#### PROVIDED MATERIAL ####

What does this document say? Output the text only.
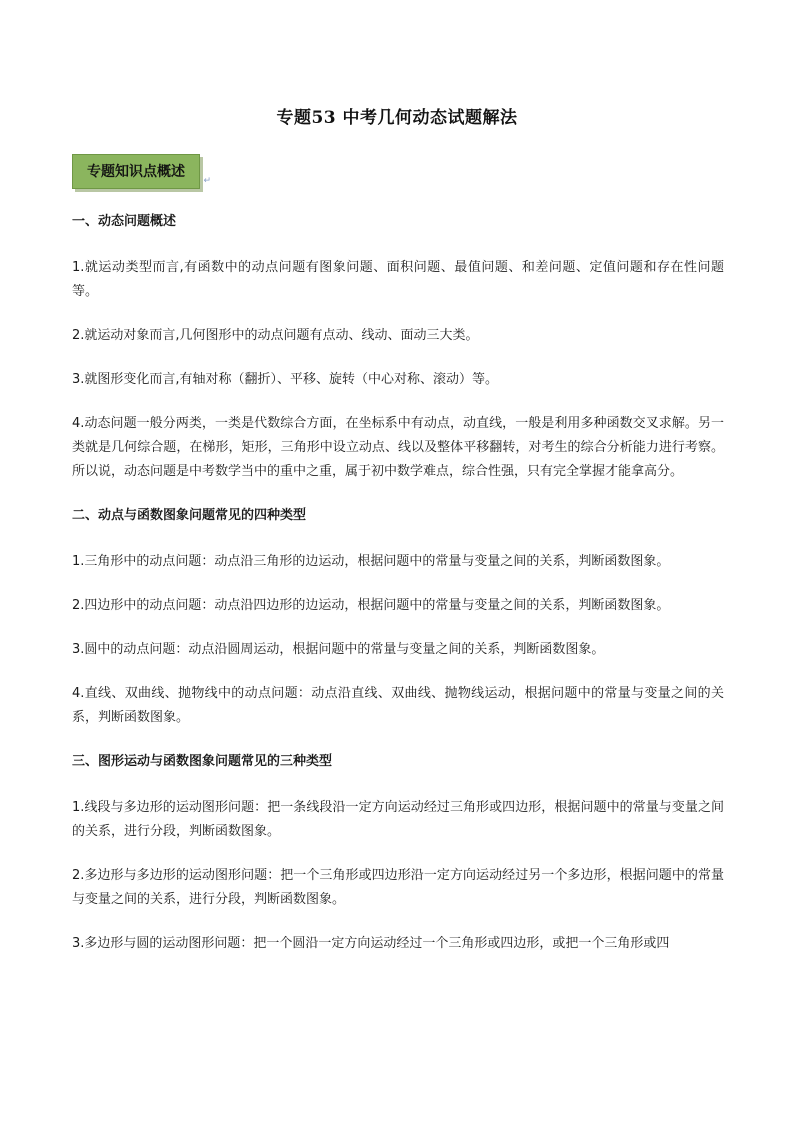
专题53 中考几何动态试题解法
专题知识点概述
↵
一、动态问题概述

1.就运动类型而言,有函数中的动点问题有图象问题、面积问题、最值问题、和差问题、定值问题和存在性问题等。

2.就运动对象而言,几何图形中的动点问题有点动、线动、面动三大类。

3.就图形变化而言,有轴对称（翻折）、平移、旋转（中心对称、滚动）等。

4.动态问题一般分两类，一类是代数综合方面，在坐标系中有动点，动直线，一般是利用多种函数交叉求解。另一类就是几何综合题，在梯形，矩形，三角形中设立动点、线以及整体平移翻转，对考生的综合分析能力进行考察。所以说，动态问题是中考数学当中的重中之重，属于初中数学难点，综合性强，只有完全掌握才能拿高分。

二、动点与函数图象问题常见的四种类型

1.三角形中的动点问题：动点沿三角形的边运动，根据问题中的常量与变量之间的关系，判断函数图象。

2.四边形中的动点问题：动点沿四边形的边运动，根据问题中的常量与变量之间的关系，判断函数图象。

3.圆中的动点问题：动点沿圆周运动，根据问题中的常量与变量之间的关系，判断函数图象。

4.直线、双曲线、抛物线中的动点问题：动点沿直线、双曲线、抛物线运动，根据问题中的常量与变量之间的关系，判断函数图象。

三、图形运动与函数图象问题常见的三种类型

1.线段与多边形的运动图形问题：把一条线段沿一定方向运动经过三角形或四边形，根据问题中的常量与变量之间的关系，进行分段，判断函数图象。

2.多边形与多边形的运动图形问题：把一个三角形或四边形沿一定方向运动经过另一个多边形，根据问题中的常量与变量之间的关系，进行分段，判断函数图象。

3.多边形与圆的运动图形问题：把一个圆沿一定方向运动经过一个三角形或四边形，或把一个三角形或四
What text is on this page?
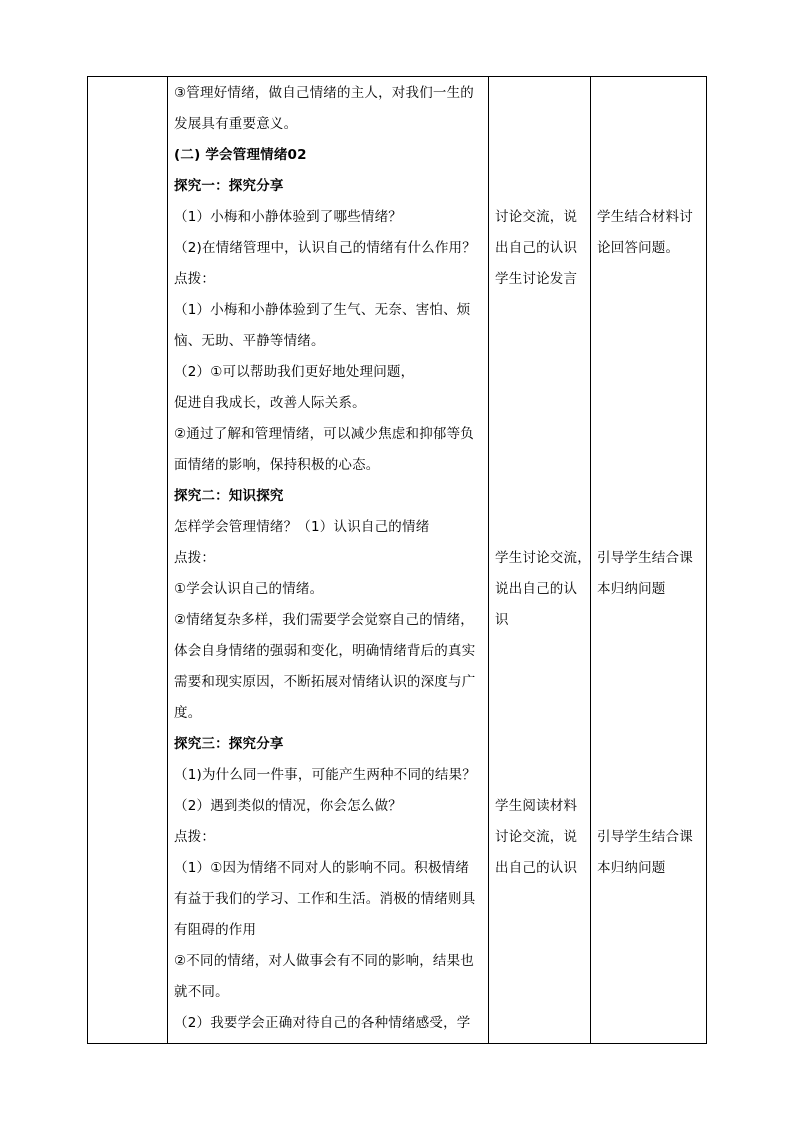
③管理好情绪，做自己情绪的主人，对我们一生的
发展具有重要意义。
(二) 学会管理情绪02
探究一：探究分享
（1）小梅和小静体验到了哪些情绪？
（2)在情绪管理中，认识自己的情绪有什么作用？
点拨：
（1）小梅和小静体验到了生气、无奈、害怕、烦
恼、无助、平静等情绪。
（2）①可以帮助我们更好地处理问题，
促进自我成长，改善人际关系。
②通过了解和管理情绪，可以减少焦虑和抑郁等负
面情绪的影响，保持积极的心态。
探究二：知识探究
怎样学会管理情绪？（1）认识自己的情绪
点拨：
①学会认识自己的情绪。
②情绪复杂多样，我们需要学会觉察自己的情绪，
体会自身情绪的强弱和变化，明确情绪背后的真实
需要和现实原因，不断拓展对情绪认识的深度与广
度。
探究三：探究分享
（1)为什么同一件事，可能产生两种不同的结果？
（2）遇到类似的情况，你会怎么做？
点拨：
（1）①因为情绪不同对人的影响不同。积极情绪
有益于我们的学习、工作和生活。消极的情绪则具
有阻碍的作用
②不同的情绪，对人做事会有不同的影响，结果也
就不同。
（2）我要学会正确对待自己的各种情绪感受，学
讨论交流，说
出自己的认识
学生讨论发言
学生讨论交流，
说出自己的认
识
学生阅读材料
讨论交流，说
出自己的认识
学生结合材料讨
论回答问题。
引导学生结合课
本归纳问题
引导学生结合课
本归纳问题
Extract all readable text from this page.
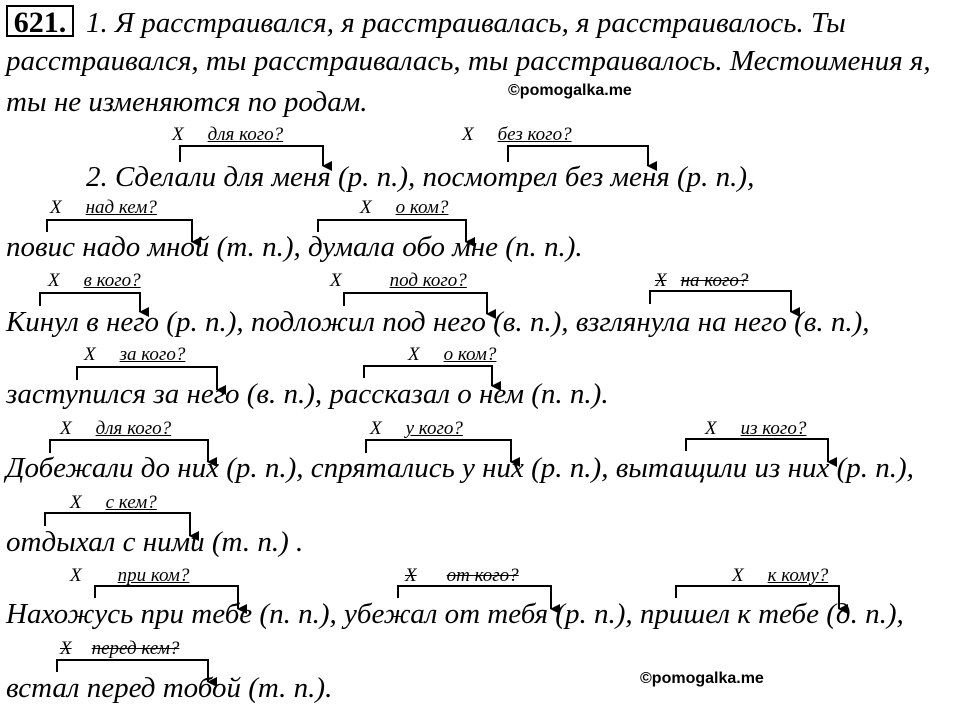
621. 1. Я расстраивался, я расстраивалась, я расстраивалось. Ты
расстраивался, ты расстраивалась, ты расстраивалось. Местоимения я,
ты не изменяются по родам.	©pomogalka.me
2. Сделали для меня (р. п.), посмотрел без меня (р. п.),
повис надо мной (т. п.), думала обо мне (п. п.).
Кинул в него (р. п.), подложил под него (в. п.), взглянула на него (в. п.),
заступился за него (в. п.), рассказал о нем (п. п.).
Добежали до них (р. п.), спрятались у них (р. п.), вытащили из них (р. п.),
отдыхал с ними (т. п.) .
Нахожусь при тебе (п. п.), убежал от тебя (р. п.), пришел к тебе (д. п.),
встал перед тобой (т. п.).	©pomogalka.me
X для кого?	X без кого?
X над кем?	X о ком?
X в кого?	X	под кого?	X на кого?
X за кого?	X о ком?
X для кого?	X у кого?	X из кого?
X с кем?
X при ком?	X от кого?	X к кому?
X перед кем?
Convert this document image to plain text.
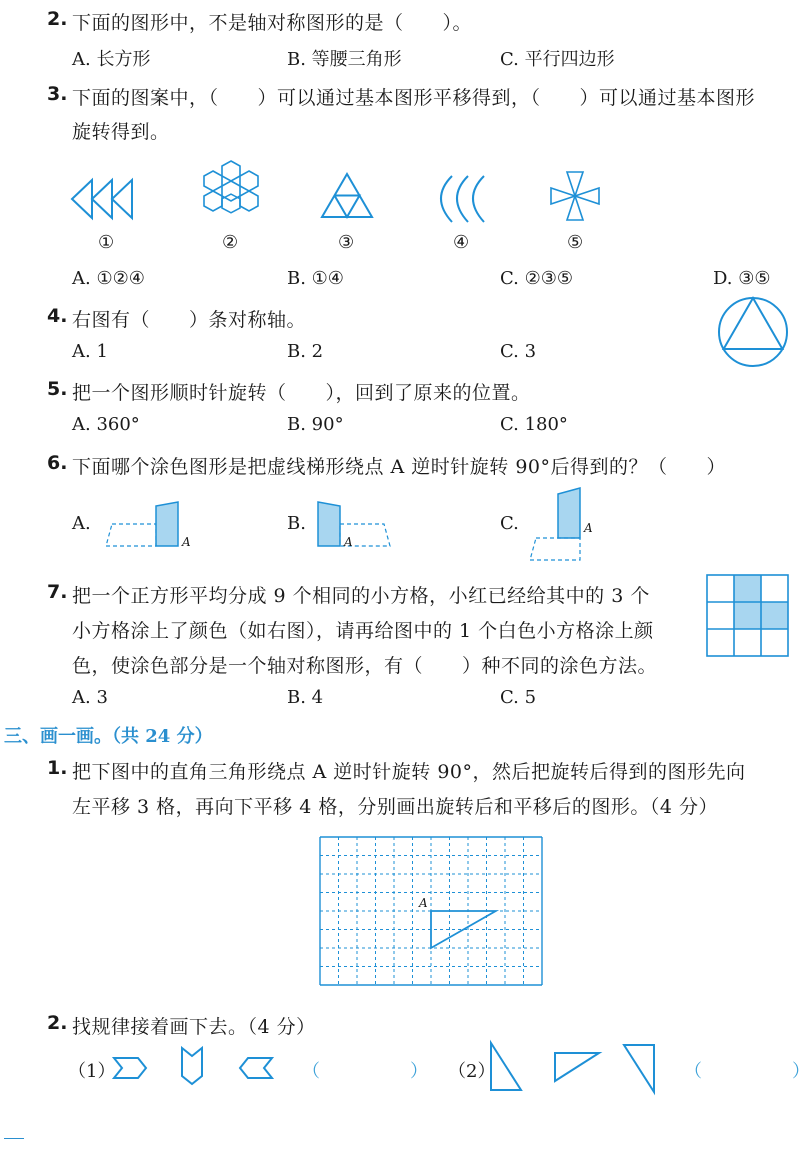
2. 下面的图形中，不是轴对称图形的是（　　）。
A. 长方形	B. 等腰三角形	C. 平行四边形
3. 下面的图案中，（　　）可以通过基本图形平移得到，（　　）可以通过基本图形
旋转得到。
①	②	③	④	⑤
A. ①②④	B. ①④	C. ②③⑤	D. ③⑤
4. 右图有（　　）条对称轴。
A. 1	B. 2	C. 3
5. 把一个图形顺时针旋转（　　），回到了原来的位置。
A. 360°	B. 90°	C. 180°
6. 下面哪个涂色图形是把虚线梯形绕点 A 逆时针旋转 90°后得到的？（　　）
A.
A
B.
A
C.	A
7. 把一个正方形平均分成 9 个相同的小方格，小红已经给其中的 3 个
小方格涂上了颜色（如右图），请再给图中的 1 个白色小方格涂上颜
色，使涂色部分是一个轴对称图形，有（　　）种不同的涂色方法。
A. 3	B. 4	C. 5
三、画一画。（共 24 分）
1. 把下图中的直角三角形绕点 A 逆时针旋转 90°，然后把旋转后得到的图形先向
左平移 3 格，再向下平移 4 格，分别画出旋转后和平移后的图形。（4 分）
A
2. 找规律接着画下去。（4 分）
（1）	（　　　　　） （2）	（　　　　　）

####

• [TASK DIRECTIONS] Exact duplication of all the records is required; pictures are omitted from the copy.

• [TASK OUTPUT]
What does this document say? Output the text only.
专题53 中考几何动态试题解法
专题知识点概述
↵
一、动态问题概述

1.就运动类型而言,有函数中的动点问题有图象问题、面积问题、最值问题、和差问题、定值问题和存在性问题等。

2.就运动对象而言,几何图形中的动点问题有点动、线动、面动三大类。

3.就图形变化而言,有轴对称（翻折）、平移、旋转（中心对称、滚动）等。

4.动态问题一般分两类，一类是代数综合方面，在坐标系中有动点，动直线，一般是利用多种函数交叉求解。另一类就是几何综合题，在梯形，矩形，三角形中设立动点、线以及整体平移翻转，对考生的综合分析能力进行考察。所以说，动态问题是中考数学当中的重中之重，属于初中数学难点，综合性强，只有完全掌握才能拿高分。

二、动点与函数图象问题常见的四种类型

1.三角形中的动点问题：动点沿三角形的边运动，根据问题中的常量与变量之间的关系，判断函数图象。

2.四边形中的动点问题：动点沿四边形的边运动，根据问题中的常量与变量之间的关系，判断函数图象。

3.圆中的动点问题：动点沿圆周运动，根据问题中的常量与变量之间的关系，判断函数图象。

4.直线、双曲线、抛物线中的动点问题：动点沿直线、双曲线、抛物线运动，根据问题中的常量与变量之间的关系，判断函数图象。

三、图形运动与函数图象问题常见的三种类型

1.线段与多边形的运动图形问题：把一条线段沿一定方向运动经过三角形或四边形，根据问题中的常量与变量之间的关系，进行分段，判断函数图象。

2.多边形与多边形的运动图形问题：把一个三角形或四边形沿一定方向运动经过另一个多边形，根据问题中的常量与变量之间的关系，进行分段，判断函数图象。

3.多边形与圆的运动图形问题：把一个圆沿一定方向运动经过一个三角形或四边形，或把一个三角形或四
What text is on this page?
③管理好情绪，做自己情绪的主人，对我们一生的
发展具有重要意义。
(二) 学会管理情绪02
探究一：探究分享
（1）小梅和小静体验到了哪些情绪？
（2)在情绪管理中，认识自己的情绪有什么作用？
点拨：
（1）小梅和小静体验到了生气、无奈、害怕、烦
恼、无助、平静等情绪。
（2）①可以帮助我们更好地处理问题，
促进自我成长，改善人际关系。
②通过了解和管理情绪，可以减少焦虑和抑郁等负
面情绪的影响，保持积极的心态。
探究二：知识探究
怎样学会管理情绪？（1）认识自己的情绪
点拨：
①学会认识自己的情绪。
②情绪复杂多样，我们需要学会觉察自己的情绪，
体会自身情绪的强弱和变化，明确情绪背后的真实
需要和现实原因，不断拓展对情绪认识的深度与广
度。
探究三：探究分享
（1)为什么同一件事，可能产生两种不同的结果？
（2）遇到类似的情况，你会怎么做？
点拨：
（1）①因为情绪不同对人的影响不同。积极情绪
有益于我们的学习、工作和生活。消极的情绪则具
有阻碍的作用
②不同的情绪，对人做事会有不同的影响，结果也
就不同。
（2）我要学会正确对待自己的各种情绪感受，学
讨论交流，说
出自己的认识
学生讨论发言
学生讨论交流，
说出自己的认
识
学生阅读材料
讨论交流，说
出自己的认识
学生结合材料讨
论回答问题。
引导学生结合课
本归纳问题
引导学生结合课
本归纳问题
Extract all readable text from this page.
621. 1. Я расстраивался, я расстраивалась, я расстраивалось. Ты
расстраивался, ты расстраивалась, ты расстраивалось. Местоимения я,
ты не изменяются по родам.	©pomogalka.me
2. Сделали для меня (р. п.), посмотрел без меня (р. п.),
повис надо мной (т. п.), думала обо мне (п. п.).
Кинул в него (р. п.), подложил под него (в. п.), взглянула на него (в. п.),
заступился за него (в. п.), рассказал о нем (п. п.).
Добежали до них (р. п.), спрятались у них (р. п.), вытащили из них (р. п.),
отдыхал с ними (т. п.) .
Нахожусь при тебе (п. п.), убежал от тебя (р. п.), пришел к тебе (д. п.),
встал перед тобой (т. п.).	©pomogalka.me
X для кого?	X без кого?
X над кем?	X о ком?
X в кого?	X	под кого?	X на кого?
X за кого?	X о ком?
X для кого?	X у кого?	X из кого?
X с кем?
X при ком?	X от кого?	X к кому?
X перед кем?
Convert this document image to plain text.
2. 下面的图形中，不是轴对称图形的是（　　）。
A. 长方形	B. 等腰三角形	C. 平行四边形
3. 下面的图案中，（　　）可以通过基本图形平移得到，（　　）可以通过基本图形
旋转得到。
①	②	③	④	⑤
A. ①②④	B. ①④	C. ②③⑤	D. ③⑤
4. 右图有（　　）条对称轴。
A. 1	B. 2	C. 3
5. 把一个图形顺时针旋转（　　），回到了原来的位置。
A. 360°	B. 90°	C. 180°
6. 下面哪个涂色图形是把虚线梯形绕点 A 逆时针旋转 90°后得到的？（　　）
A.
A
B.
A
C.	A
7. 把一个正方形平均分成 9 个相同的小方格，小红已经给其中的 3 个
小方格涂上了颜色（如右图），请再给图中的 1 个白色小方格涂上颜
色，使涂色部分是一个轴对称图形，有（　　）种不同的涂色方法。
A. 3	B. 4	C. 5
三、画一画。（共 24 分）
1. 把下图中的直角三角形绕点 A 逆时针旋转 90°，然后把旋转后得到的图形先向
左平移 3 格，再向下平移 4 格，分别画出旋转后和平移后的图形。（4 分）
A
2. 找规律接着画下去。（4 分）
（1）	（　　　　　） （2）	（　　　　　）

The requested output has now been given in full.